▶ [DIRECTION] Find every line in the records that holds the string "SRMTID". Copy each one.

▶ [LISTED RECORDS]

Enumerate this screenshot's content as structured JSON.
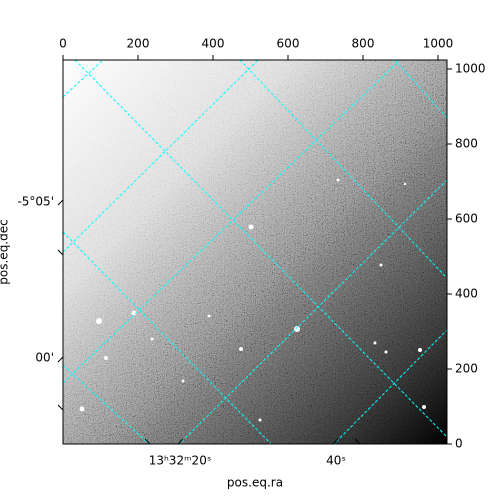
{
  "chart_data": {
    "type": "image",
    "xlabel": "pos.eq.ra",
    "ylabel": "pos.eq.dec",
    "xlim": [
      0,
      1024
    ],
    "ylim": [
      0,
      1024
    ],
    "xticks": [
      0,
      200,
      400,
      600,
      800,
      1000
    ],
    "yticks": [
      0,
      200,
      400,
      600,
      800,
      1000
    ],
    "ra_tick_labels": [
      "13ʰ32ᵐ20ˢ",
      "40ˢ"
    ],
    "dec_tick_labels": [
      "-5°05'",
      "00'"
    ],
    "grid_color": "#00ffff"
  }
}
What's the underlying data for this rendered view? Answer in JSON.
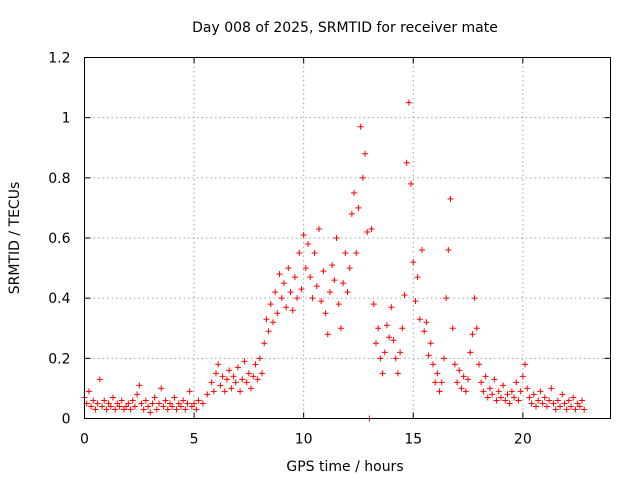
{
  "chart_data": {
    "type": "scatter",
    "title": "Day 008 of 2025, SRMTID for receiver mate",
    "xlabel": "GPS time / hours",
    "ylabel": "SRMTID / TECUs",
    "xlim": [
      0,
      24
    ],
    "ylim": [
      0,
      1.2
    ],
    "xticks": [
      0,
      5,
      10,
      15,
      20
    ],
    "xtick_labels": [
      "0",
      "5",
      "10",
      "15",
      "20"
    ],
    "yticks": [
      0,
      0.2,
      0.4,
      0.6,
      0.8,
      1,
      1.2
    ],
    "ytick_labels": [
      "0",
      "0.2",
      "0.4",
      "0.6",
      "0.8",
      "1",
      "1.2"
    ],
    "grid": true,
    "marker": "+",
    "color": "#ff0000",
    "series": [
      {
        "name": "SRMTID",
        "points": [
          [
            0.0,
            0.07
          ],
          [
            0.1,
            0.05
          ],
          [
            0.2,
            0.09
          ],
          [
            0.3,
            0.04
          ],
          [
            0.4,
            0.06
          ],
          [
            0.5,
            0.03
          ],
          [
            0.6,
            0.05
          ],
          [
            0.7,
            0.13
          ],
          [
            0.8,
            0.04
          ],
          [
            0.9,
            0.06
          ],
          [
            1.0,
            0.03
          ],
          [
            1.1,
            0.05
          ],
          [
            1.2,
            0.04
          ],
          [
            1.3,
            0.07
          ],
          [
            1.4,
            0.03
          ],
          [
            1.5,
            0.05
          ],
          [
            1.6,
            0.04
          ],
          [
            1.7,
            0.06
          ],
          [
            1.8,
            0.03
          ],
          [
            1.9,
            0.04
          ],
          [
            2.0,
            0.05
          ],
          [
            2.1,
            0.03
          ],
          [
            2.2,
            0.06
          ],
          [
            2.3,
            0.04
          ],
          [
            2.4,
            0.08
          ],
          [
            2.5,
            0.11
          ],
          [
            2.6,
            0.05
          ],
          [
            2.7,
            0.03
          ],
          [
            2.8,
            0.06
          ],
          [
            2.9,
            0.04
          ],
          [
            3.0,
            0.02
          ],
          [
            3.1,
            0.05
          ],
          [
            3.2,
            0.07
          ],
          [
            3.3,
            0.03
          ],
          [
            3.4,
            0.05
          ],
          [
            3.5,
            0.1
          ],
          [
            3.6,
            0.04
          ],
          [
            3.7,
            0.06
          ],
          [
            3.8,
            0.03
          ],
          [
            3.9,
            0.05
          ],
          [
            4.0,
            0.04
          ],
          [
            4.1,
            0.07
          ],
          [
            4.2,
            0.03
          ],
          [
            4.3,
            0.05
          ],
          [
            4.4,
            0.04
          ],
          [
            4.5,
            0.06
          ],
          [
            4.6,
            0.03
          ],
          [
            4.7,
            0.05
          ],
          [
            4.8,
            0.09
          ],
          [
            4.9,
            0.04
          ],
          [
            5.0,
            0.05
          ],
          [
            5.1,
            0.03
          ],
          [
            5.2,
            0.06
          ],
          [
            5.4,
            0.05
          ],
          [
            5.6,
            0.08
          ],
          [
            5.8,
            0.12
          ],
          [
            5.9,
            0.09
          ],
          [
            6.0,
            0.15
          ],
          [
            6.1,
            0.18
          ],
          [
            6.2,
            0.11
          ],
          [
            6.3,
            0.14
          ],
          [
            6.4,
            0.09
          ],
          [
            6.5,
            0.13
          ],
          [
            6.6,
            0.16
          ],
          [
            6.7,
            0.1
          ],
          [
            6.8,
            0.14
          ],
          [
            6.9,
            0.12
          ],
          [
            7.0,
            0.17
          ],
          [
            7.1,
            0.09
          ],
          [
            7.2,
            0.13
          ],
          [
            7.3,
            0.19
          ],
          [
            7.4,
            0.12
          ],
          [
            7.5,
            0.15
          ],
          [
            7.6,
            0.1
          ],
          [
            7.7,
            0.14
          ],
          [
            7.8,
            0.18
          ],
          [
            7.9,
            0.13
          ],
          [
            8.0,
            0.2
          ],
          [
            8.1,
            0.15
          ],
          [
            8.2,
            0.25
          ],
          [
            8.3,
            0.33
          ],
          [
            8.4,
            0.29
          ],
          [
            8.5,
            0.38
          ],
          [
            8.6,
            0.32
          ],
          [
            8.7,
            0.42
          ],
          [
            8.8,
            0.35
          ],
          [
            8.9,
            0.48
          ],
          [
            9.0,
            0.4
          ],
          [
            9.1,
            0.45
          ],
          [
            9.2,
            0.37
          ],
          [
            9.3,
            0.5
          ],
          [
            9.4,
            0.42
          ],
          [
            9.5,
            0.36
          ],
          [
            9.6,
            0.47
          ],
          [
            9.7,
            0.4
          ],
          [
            9.8,
            0.55
          ],
          [
            9.9,
            0.43
          ],
          [
            10.0,
            0.61
          ],
          [
            10.1,
            0.5
          ],
          [
            10.2,
            0.58
          ],
          [
            10.3,
            0.47
          ],
          [
            10.4,
            0.4
          ],
          [
            10.5,
            0.55
          ],
          [
            10.6,
            0.44
          ],
          [
            10.7,
            0.63
          ],
          [
            10.8,
            0.39
          ],
          [
            10.9,
            0.49
          ],
          [
            11.0,
            0.35
          ],
          [
            11.1,
            0.28
          ],
          [
            11.2,
            0.42
          ],
          [
            11.3,
            0.51
          ],
          [
            11.4,
            0.46
          ],
          [
            11.5,
            0.6
          ],
          [
            11.6,
            0.38
          ],
          [
            11.7,
            0.3
          ],
          [
            11.8,
            0.45
          ],
          [
            11.9,
            0.55
          ],
          [
            12.0,
            0.42
          ],
          [
            12.1,
            0.5
          ],
          [
            12.2,
            0.68
          ],
          [
            12.3,
            0.75
          ],
          [
            12.4,
            0.55
          ],
          [
            12.5,
            0.7
          ],
          [
            12.6,
            0.97
          ],
          [
            12.7,
            0.8
          ],
          [
            12.8,
            0.88
          ],
          [
            12.9,
            0.62
          ],
          [
            13.0,
            0.0
          ],
          [
            13.1,
            0.63
          ],
          [
            13.2,
            0.38
          ],
          [
            13.3,
            0.25
          ],
          [
            13.4,
            0.3
          ],
          [
            13.5,
            0.2
          ],
          [
            13.6,
            0.15
          ],
          [
            13.7,
            0.22
          ],
          [
            13.8,
            0.31
          ],
          [
            13.9,
            0.27
          ],
          [
            14.0,
            0.37
          ],
          [
            14.1,
            0.26
          ],
          [
            14.2,
            0.2
          ],
          [
            14.3,
            0.15
          ],
          [
            14.4,
            0.22
          ],
          [
            14.5,
            0.3
          ],
          [
            14.6,
            0.41
          ],
          [
            14.7,
            0.85
          ],
          [
            14.8,
            1.05
          ],
          [
            14.9,
            0.78
          ],
          [
            15.0,
            0.52
          ],
          [
            15.1,
            0.39
          ],
          [
            15.2,
            0.47
          ],
          [
            15.3,
            0.33
          ],
          [
            15.4,
            0.56
          ],
          [
            15.5,
            0.29
          ],
          [
            15.6,
            0.32
          ],
          [
            15.7,
            0.21
          ],
          [
            15.8,
            0.25
          ],
          [
            15.9,
            0.18
          ],
          [
            16.0,
            0.12
          ],
          [
            16.1,
            0.15
          ],
          [
            16.2,
            0.09
          ],
          [
            16.3,
            0.12
          ],
          [
            16.4,
            0.2
          ],
          [
            16.5,
            0.4
          ],
          [
            16.6,
            0.56
          ],
          [
            16.7,
            0.73
          ],
          [
            16.8,
            0.3
          ],
          [
            16.9,
            0.18
          ],
          [
            17.0,
            0.12
          ],
          [
            17.1,
            0.16
          ],
          [
            17.2,
            0.1
          ],
          [
            17.3,
            0.14
          ],
          [
            17.4,
            0.09
          ],
          [
            17.5,
            0.13
          ],
          [
            17.6,
            0.22
          ],
          [
            17.7,
            0.28
          ],
          [
            17.8,
            0.4
          ],
          [
            17.9,
            0.3
          ],
          [
            18.0,
            0.18
          ],
          [
            18.1,
            0.12
          ],
          [
            18.2,
            0.09
          ],
          [
            18.3,
            0.14
          ],
          [
            18.4,
            0.07
          ],
          [
            18.5,
            0.1
          ],
          [
            18.6,
            0.08
          ],
          [
            18.7,
            0.13
          ],
          [
            18.8,
            0.06
          ],
          [
            18.9,
            0.09
          ],
          [
            19.0,
            0.07
          ],
          [
            19.1,
            0.11
          ],
          [
            19.2,
            0.06
          ],
          [
            19.3,
            0.08
          ],
          [
            19.4,
            0.05
          ],
          [
            19.5,
            0.09
          ],
          [
            19.6,
            0.07
          ],
          [
            19.7,
            0.12
          ],
          [
            19.8,
            0.06
          ],
          [
            19.9,
            0.09
          ],
          [
            20.0,
            0.14
          ],
          [
            20.1,
            0.18
          ],
          [
            20.2,
            0.1
          ],
          [
            20.3,
            0.07
          ],
          [
            20.4,
            0.05
          ],
          [
            20.5,
            0.08
          ],
          [
            20.6,
            0.04
          ],
          [
            20.7,
            0.06
          ],
          [
            20.8,
            0.09
          ],
          [
            20.9,
            0.05
          ],
          [
            21.0,
            0.07
          ],
          [
            21.1,
            0.04
          ],
          [
            21.2,
            0.06
          ],
          [
            21.3,
            0.1
          ],
          [
            21.4,
            0.05
          ],
          [
            21.5,
            0.03
          ],
          [
            21.6,
            0.06
          ],
          [
            21.7,
            0.04
          ],
          [
            21.8,
            0.08
          ],
          [
            21.9,
            0.05
          ],
          [
            22.0,
            0.03
          ],
          [
            22.1,
            0.06
          ],
          [
            22.2,
            0.04
          ],
          [
            22.3,
            0.07
          ],
          [
            22.4,
            0.03
          ],
          [
            22.5,
            0.05
          ],
          [
            22.6,
            0.04
          ],
          [
            22.7,
            0.06
          ],
          [
            22.8,
            0.03
          ]
        ]
      }
    ]
  }
}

▶ [RESPONSE BELOW]
    "title": "Day 008 of 2025, SRMTID for receiver mate",
    "ylabel": "SRMTID / TECUs",
        "name": "SRMTID",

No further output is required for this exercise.